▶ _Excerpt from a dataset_
◇ ◇ ◇ ◇ ◇ ◇ ◇

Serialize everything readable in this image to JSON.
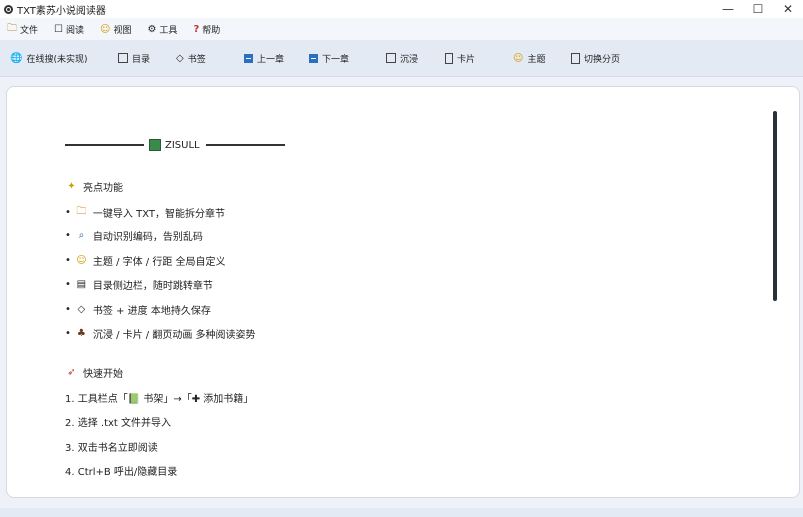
{
  "window": {
    "title": "TXT素苏小说阅读器"
  },
  "menu": [
    {
      "icon": "folder-icon",
      "glyph": "🗀",
      "label": "文件"
    },
    {
      "icon": "window-icon",
      "glyph": "☐",
      "label": "阅读"
    },
    {
      "icon": "smiley-icon",
      "glyph": "☺",
      "label": "视图"
    },
    {
      "icon": "gear-icon",
      "glyph": "⚙",
      "label": "工具"
    },
    {
      "icon": "question-icon",
      "glyph": "?",
      "label": "帮助"
    }
  ],
  "toolbar": {
    "progress": "在线搜(未实现)",
    "toc": "目录",
    "bookmark": "书签",
    "prev": "上一章",
    "next": "下一章",
    "immersive": "沉浸",
    "card": "卡片",
    "theme": "主题",
    "paging": "切换分页"
  },
  "content": {
    "brand": "ZISULL",
    "features_title": "亮点功能",
    "features": [
      "一键导入 TXT，智能拆分章节",
      "自动识别编码，告别乱码",
      "主题 / 字体 / 行距 全局自定义",
      "目录侧边栏，随时跳转章节",
      "书签 + 进度 本地持久保存",
      "沉浸 / 卡片 / 翻页动画 多种阅读姿势"
    ],
    "quick_title": "快速开始",
    "steps": [
      "1. 工具栏点「📗 书架」→「✚ 添加书籍」",
      "2. 选择 .txt 文件并导入",
      "3. 双击书名立即阅读",
      "4. Ctrl+B 呼出/隐藏目录"
    ]
  }
}
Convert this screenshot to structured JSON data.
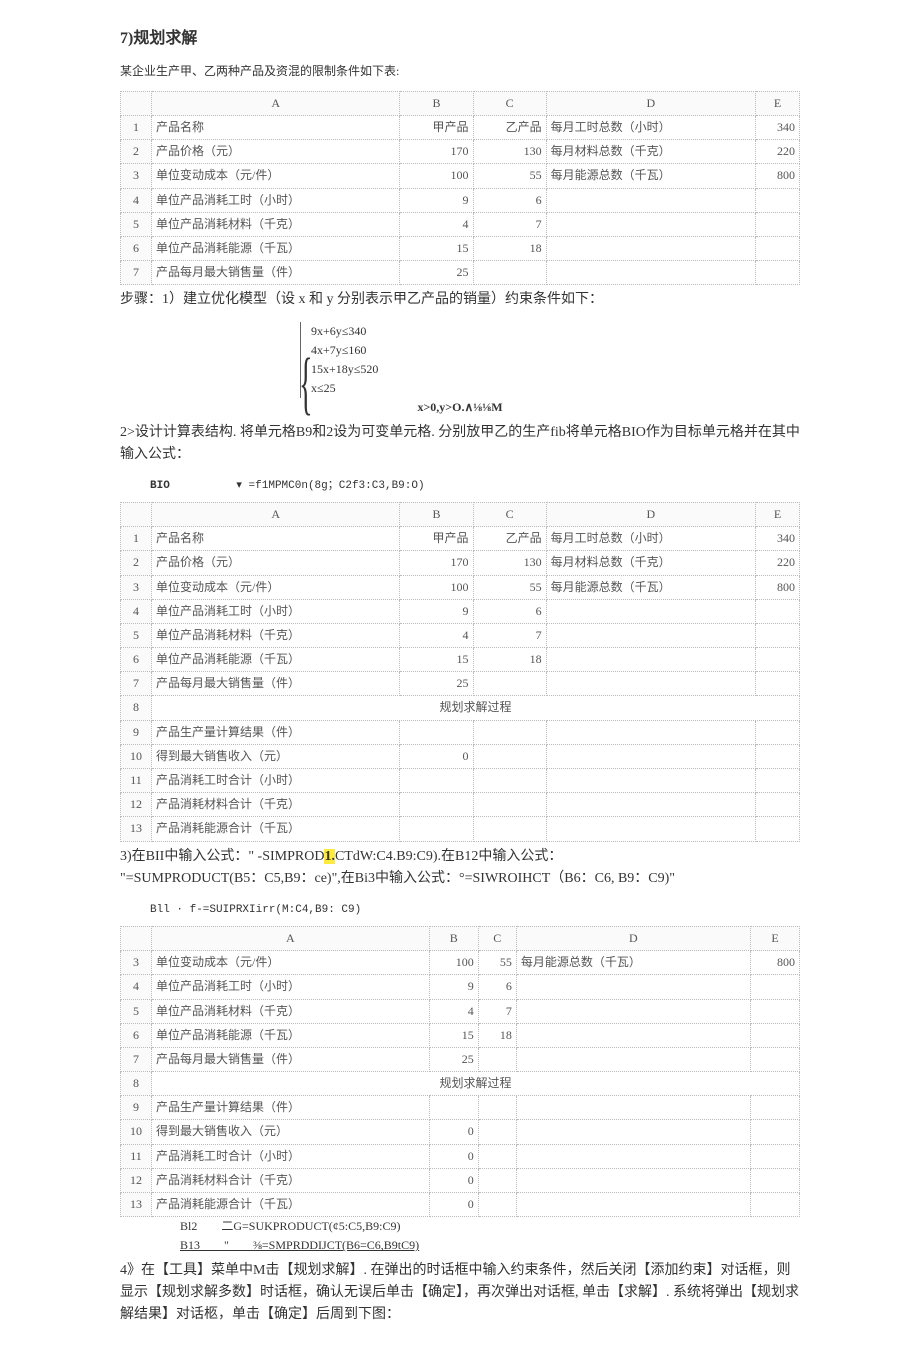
{
  "title": "7)规划求解",
  "intro": "某企业生产甲、乙两种产品及资混的限制条件如下表:",
  "columns": [
    "",
    "A",
    "B",
    "C",
    "D",
    "E"
  ],
  "table1": {
    "rows": [
      {
        "n": "1",
        "a": "产品名称",
        "b": "甲产品",
        "c": "乙产品",
        "d": "每月工时总数（小时）",
        "e": "340"
      },
      {
        "n": "2",
        "a": "产品价格（元）",
        "b": "170",
        "c": "130",
        "d": "每月材料总数（千克）",
        "e": "220"
      },
      {
        "n": "3",
        "a": "单位变动成本（元/件）",
        "b": "100",
        "c": "55",
        "d": "每月能源总数（千瓦）",
        "e": "800"
      },
      {
        "n": "4",
        "a": "单位产品消耗工时（小时）",
        "b": "9",
        "c": "6",
        "d": "",
        "e": ""
      },
      {
        "n": "5",
        "a": "单位产品消耗材料（千克）",
        "b": "4",
        "c": "7",
        "d": "",
        "e": ""
      },
      {
        "n": "6",
        "a": "单位产品消耗能源（千瓦）",
        "b": "15",
        "c": "18",
        "d": "",
        "e": ""
      },
      {
        "n": "7",
        "a": "产品每月最大销售量（件）",
        "b": "25",
        "c": "",
        "d": "",
        "e": ""
      }
    ]
  },
  "step1": "步骤：1）建立优化模型（设 x 和 y 分别表示甲乙产品的销量）约束条件如下：",
  "constraints": [
    "9x+6y≤340",
    "4x+7y≤160",
    "15x+18y≤520",
    "x≤25"
  ],
  "constraint_extra": "x>0,y>O.∧⅛⅛M",
  "step2": "2>设计计算表结构. 将单元格B9和2设为可变单元格. 分别放甲乙的生产fib将单元格BIO作为目标单元格并在其中输入公式：",
  "formula_bar1_cell": "BIO",
  "formula_bar1_val": "▾ =f1MPMC0n(8g；C2f3:C3,B9:O)",
  "table2": {
    "rows": [
      {
        "n": "1",
        "a": "产品名称",
        "b": "甲产品",
        "c": "乙产品",
        "d": "每月工时总数（小时）",
        "e": "340"
      },
      {
        "n": "2",
        "a": "产品价格（元）",
        "b": "170",
        "c": "130",
        "d": "每月材料总数（千克）",
        "e": "220"
      },
      {
        "n": "3",
        "a": "单位变动成本（元/件）",
        "b": "100",
        "c": "55",
        "d": "每月能源总数（千瓦）",
        "e": "800"
      },
      {
        "n": "4",
        "a": "单位产品消耗工时（小时）",
        "b": "9",
        "c": "6",
        "d": "",
        "e": ""
      },
      {
        "n": "5",
        "a": "单位产品消耗材料（千克）",
        "b": "4",
        "c": "7",
        "d": "",
        "e": ""
      },
      {
        "n": "6",
        "a": "单位产品消耗能源（千瓦）",
        "b": "15",
        "c": "18",
        "d": "",
        "e": ""
      },
      {
        "n": "7",
        "a": "产品每月最大销售量（件）",
        "b": "25",
        "c": "",
        "d": "",
        "e": ""
      },
      {
        "n": "8",
        "a": "",
        "merge": "规划求解过程"
      },
      {
        "n": "9",
        "a": "产品生产量计算结果（件）",
        "b": "",
        "c": "",
        "d": "",
        "e": ""
      },
      {
        "n": "10",
        "a": "得到最大销售收入（元）",
        "b": "0",
        "c": "",
        "d": "",
        "e": ""
      },
      {
        "n": "11",
        "a": "产品消耗工时合计（小时）",
        "b": "",
        "c": "",
        "d": "",
        "e": ""
      },
      {
        "n": "12",
        "a": "产品消耗材料合计（千克）",
        "b": "",
        "c": "",
        "d": "",
        "e": ""
      },
      {
        "n": "13",
        "a": "产品消耗能源合计（千瓦）",
        "b": "",
        "c": "",
        "d": "",
        "e": ""
      }
    ]
  },
  "step3a": "3)在BII中输入公式：\" -SIMPROD",
  "step3a_hl": "1.",
  "step3b": "CTdW:C4.B9:C9).在B12中输入公式：",
  "step3c": "\"=SUMPRODUCT(B5：C5,B9：ce)\",在Bi3中输入公式：°=SIWROIHCT（B6：C6, B9：C9)\"",
  "formula_bar2": "Bll · f-=SUIPRXIirr(M:C4,B9: C9)",
  "table3": {
    "rows": [
      {
        "n": "3",
        "a": "单位变动成本（元/件）",
        "b": "100",
        "c": "55",
        "d": "每月能源总数（千瓦）",
        "e": "800"
      },
      {
        "n": "4",
        "a": "单位产品消耗工时（小时）",
        "b": "9",
        "c": "6",
        "d": "",
        "e": ""
      },
      {
        "n": "5",
        "a": "单位产品消耗材料（千克）",
        "b": "4",
        "c": "7",
        "d": "",
        "e": ""
      },
      {
        "n": "6",
        "a": "单位产品消耗能源（千瓦）",
        "b": "15",
        "c": "18",
        "d": "",
        "e": ""
      },
      {
        "n": "7",
        "a": "产品每月最大销售量（件）",
        "b": "25",
        "c": "",
        "d": "",
        "e": ""
      },
      {
        "n": "8",
        "a": "",
        "merge": "规划求解过程"
      },
      {
        "n": "9",
        "a": "产品生产量计算结果（件）",
        "b": "",
        "c": "",
        "d": "",
        "e": ""
      },
      {
        "n": "10",
        "a": "得到最大销售收入（元）",
        "b": "0",
        "c": "",
        "d": "",
        "e": ""
      },
      {
        "n": "11",
        "a": "产品消耗工时合计（小时）",
        "b": "0",
        "c": "",
        "d": "",
        "e": ""
      },
      {
        "n": "12",
        "a": "产品消耗材料合计（千克）",
        "b": "0",
        "c": "",
        "d": "",
        "e": ""
      },
      {
        "n": "13",
        "a": "产品消耗能源合计（千瓦）",
        "b": "0",
        "c": "",
        "d": "",
        "e": ""
      }
    ]
  },
  "extra_b12": "Bl2　　二G=SUKPRODUCT(¢5:C5,B9:C9)",
  "extra_b13": "B13　　\"　　⅜=SMPRDDIJCT(B6=C6,B9tC9)",
  "step4": "4》在【工具】菜单中M击【规划求解】. 在弹出的时话框中输入约束条件，然后关闭【添加约束】对话框，则显示【规划求解多数】时话框，确认无误后单击【确定】，再次弹出对话框, 单击【求解】. 系统将弹出【规划求解结果】对话柩，单击【确定】后周到下图："
}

◇ ◇ ◇ ◇ ◇ ◇ ◇

▶ _Task details_
Reproduce the data verbatim. Do not carry any picture into the copy.

▶ _Task output_
Serialize everything readable in this image to JSON.
{
  "window": {
    "title": "TXT素苏小说阅读器"
  },
  "menu": [
    {
      "icon": "folder-icon",
      "glyph": "🗀",
      "label": "文件"
    },
    {
      "icon": "window-icon",
      "glyph": "☐",
      "label": "阅读"
    },
    {
      "icon": "smiley-icon",
      "glyph": "☺",
      "label": "视图"
    },
    {
      "icon": "gear-icon",
      "glyph": "⚙",
      "label": "工具"
    },
    {
      "icon": "question-icon",
      "glyph": "?",
      "label": "帮助"
    }
  ],
  "toolbar": {
    "progress": "在线搜(未实现)",
    "toc": "目录",
    "bookmark": "书签",
    "prev": "上一章",
    "next": "下一章",
    "immersive": "沉浸",
    "card": "卡片",
    "theme": "主题",
    "paging": "切换分页"
  },
  "content": {
    "brand": "ZISULL",
    "features_title": "亮点功能",
    "features": [
      "一键导入 TXT，智能拆分章节",
      "自动识别编码，告别乱码",
      "主题 / 字体 / 行距 全局自定义",
      "目录侧边栏，随时跳转章节",
      "书签 + 进度 本地持久保存",
      "沉浸 / 卡片 / 翻页动画 多种阅读姿势"
    ],
    "quick_title": "快速开始",
    "steps": [
      "1. 工具栏点「📗 书架」→「✚ 添加书籍」",
      "2. 选择 .txt 文件并导入",
      "3. 双击书名立即阅读",
      "4. Ctrl+B 呼出/隐藏目录"
    ]
  }
}
Convert this screenshot to structured JSON data.
{
  "title": "7)规划求解",
  "intro": "某企业生产甲、乙两种产品及资混的限制条件如下表:",
  "columns": [
    "",
    "A",
    "B",
    "C",
    "D",
    "E"
  ],
  "table1": {
    "rows": [
      {
        "n": "1",
        "a": "产品名称",
        "b": "甲产品",
        "c": "乙产品",
        "d": "每月工时总数（小时）",
        "e": "340"
      },
      {
        "n": "2",
        "a": "产品价格（元）",
        "b": "170",
        "c": "130",
        "d": "每月材料总数（千克）",
        "e": "220"
      },
      {
        "n": "3",
        "a": "单位变动成本（元/件）",
        "b": "100",
        "c": "55",
        "d": "每月能源总数（千瓦）",
        "e": "800"
      },
      {
        "n": "4",
        "a": "单位产品消耗工时（小时）",
        "b": "9",
        "c": "6",
        "d": "",
        "e": ""
      },
      {
        "n": "5",
        "a": "单位产品消耗材料（千克）",
        "b": "4",
        "c": "7",
        "d": "",
        "e": ""
      },
      {
        "n": "6",
        "a": "单位产品消耗能源（千瓦）",
        "b": "15",
        "c": "18",
        "d": "",
        "e": ""
      },
      {
        "n": "7",
        "a": "产品每月最大销售量（件）",
        "b": "25",
        "c": "",
        "d": "",
        "e": ""
      }
    ]
  },
  "step1": "步骤：1）建立优化模型（设 x 和 y 分别表示甲乙产品的销量）约束条件如下：",
  "constraints": [
    "9x+6y≤340",
    "4x+7y≤160",
    "15x+18y≤520",
    "x≤25"
  ],
  "constraint_extra": "x>0,y>O.∧⅛⅛M",
  "step2": "2>设计计算表结构. 将单元格B9和2设为可变单元格. 分别放甲乙的生产fib将单元格BIO作为目标单元格并在其中输入公式：",
  "formula_bar1_cell": "BIO",
  "formula_bar1_val": "▾ =f1MPMC0n(8g；C2f3:C3,B9:O)",
  "table2": {
    "rows": [
      {
        "n": "1",
        "a": "产品名称",
        "b": "甲产品",
        "c": "乙产品",
        "d": "每月工时总数（小时）",
        "e": "340"
      },
      {
        "n": "2",
        "a": "产品价格（元）",
        "b": "170",
        "c": "130",
        "d": "每月材料总数（千克）",
        "e": "220"
      },
      {
        "n": "3",
        "a": "单位变动成本（元/件）",
        "b": "100",
        "c": "55",
        "d": "每月能源总数（千瓦）",
        "e": "800"
      },
      {
        "n": "4",
        "a": "单位产品消耗工时（小时）",
        "b": "9",
        "c": "6",
        "d": "",
        "e": ""
      },
      {
        "n": "5",
        "a": "单位产品消耗材料（千克）",
        "b": "4",
        "c": "7",
        "d": "",
        "e": ""
      },
      {
        "n": "6",
        "a": "单位产品消耗能源（千瓦）",
        "b": "15",
        "c": "18",
        "d": "",
        "e": ""
      },
      {
        "n": "7",
        "a": "产品每月最大销售量（件）",
        "b": "25",
        "c": "",
        "d": "",
        "e": ""
      },
      {
        "n": "8",
        "a": "",
        "merge": "规划求解过程"
      },
      {
        "n": "9",
        "a": "产品生产量计算结果（件）",
        "b": "",
        "c": "",
        "d": "",
        "e": ""
      },
      {
        "n": "10",
        "a": "得到最大销售收入（元）",
        "b": "0",
        "c": "",
        "d": "",
        "e": ""
      },
      {
        "n": "11",
        "a": "产品消耗工时合计（小时）",
        "b": "",
        "c": "",
        "d": "",
        "e": ""
      },
      {
        "n": "12",
        "a": "产品消耗材料合计（千克）",
        "b": "",
        "c": "",
        "d": "",
        "e": ""
      },
      {
        "n": "13",
        "a": "产品消耗能源合计（千瓦）",
        "b": "",
        "c": "",
        "d": "",
        "e": ""
      }
    ]
  },
  "step3a": "3)在BII中输入公式：\" -SIMPROD",
  "step3a_hl": "1.",
  "step3b": "CTdW:C4.B9:C9).在B12中输入公式：",
  "step3c": "\"=SUMPRODUCT(B5：C5,B9：ce)\",在Bi3中输入公式：°=SIWROIHCT（B6：C6, B9：C9)\"",
  "formula_bar2": "Bll · f-=SUIPRXIirr(M:C4,B9: C9)",
  "table3": {
    "rows": [
      {
        "n": "3",
        "a": "单位变动成本（元/件）",
        "b": "100",
        "c": "55",
        "d": "每月能源总数（千瓦）",
        "e": "800"
      },
      {
        "n": "4",
        "a": "单位产品消耗工时（小时）",
        "b": "9",
        "c": "6",
        "d": "",
        "e": ""
      },
      {
        "n": "5",
        "a": "单位产品消耗材料（千克）",
        "b": "4",
        "c": "7",
        "d": "",
        "e": ""
      },
      {
        "n": "6",
        "a": "单位产品消耗能源（千瓦）",
        "b": "15",
        "c": "18",
        "d": "",
        "e": ""
      },
      {
        "n": "7",
        "a": "产品每月最大销售量（件）",
        "b": "25",
        "c": "",
        "d": "",
        "e": ""
      },
      {
        "n": "8",
        "a": "",
        "merge": "规划求解过程"
      },
      {
        "n": "9",
        "a": "产品生产量计算结果（件）",
        "b": "",
        "c": "",
        "d": "",
        "e": ""
      },
      {
        "n": "10",
        "a": "得到最大销售收入（元）",
        "b": "0",
        "c": "",
        "d": "",
        "e": ""
      },
      {
        "n": "11",
        "a": "产品消耗工时合计（小时）",
        "b": "0",
        "c": "",
        "d": "",
        "e": ""
      },
      {
        "n": "12",
        "a": "产品消耗材料合计（千克）",
        "b": "0",
        "c": "",
        "d": "",
        "e": ""
      },
      {
        "n": "13",
        "a": "产品消耗能源合计（千瓦）",
        "b": "0",
        "c": "",
        "d": "",
        "e": ""
      }
    ]
  },
  "extra_b12": "Bl2　　二G=SUKPRODUCT(¢5:C5,B9:C9)",
  "extra_b13": "B13　　\"　　⅜=SMPRDDIJCT(B6=C6,B9tC9)",
  "step4": "4》在【工具】菜单中M击【规划求解】. 在弹出的时话框中输入约束条件，然后关闭【添加约束】对话框，则显示【规划求解多数】时话框，确认无误后单击【确定】，再次弹出对话框, 单击【求解】. 系统将弹出【规划求解结果】对话柩，单击【确定】后周到下图："
}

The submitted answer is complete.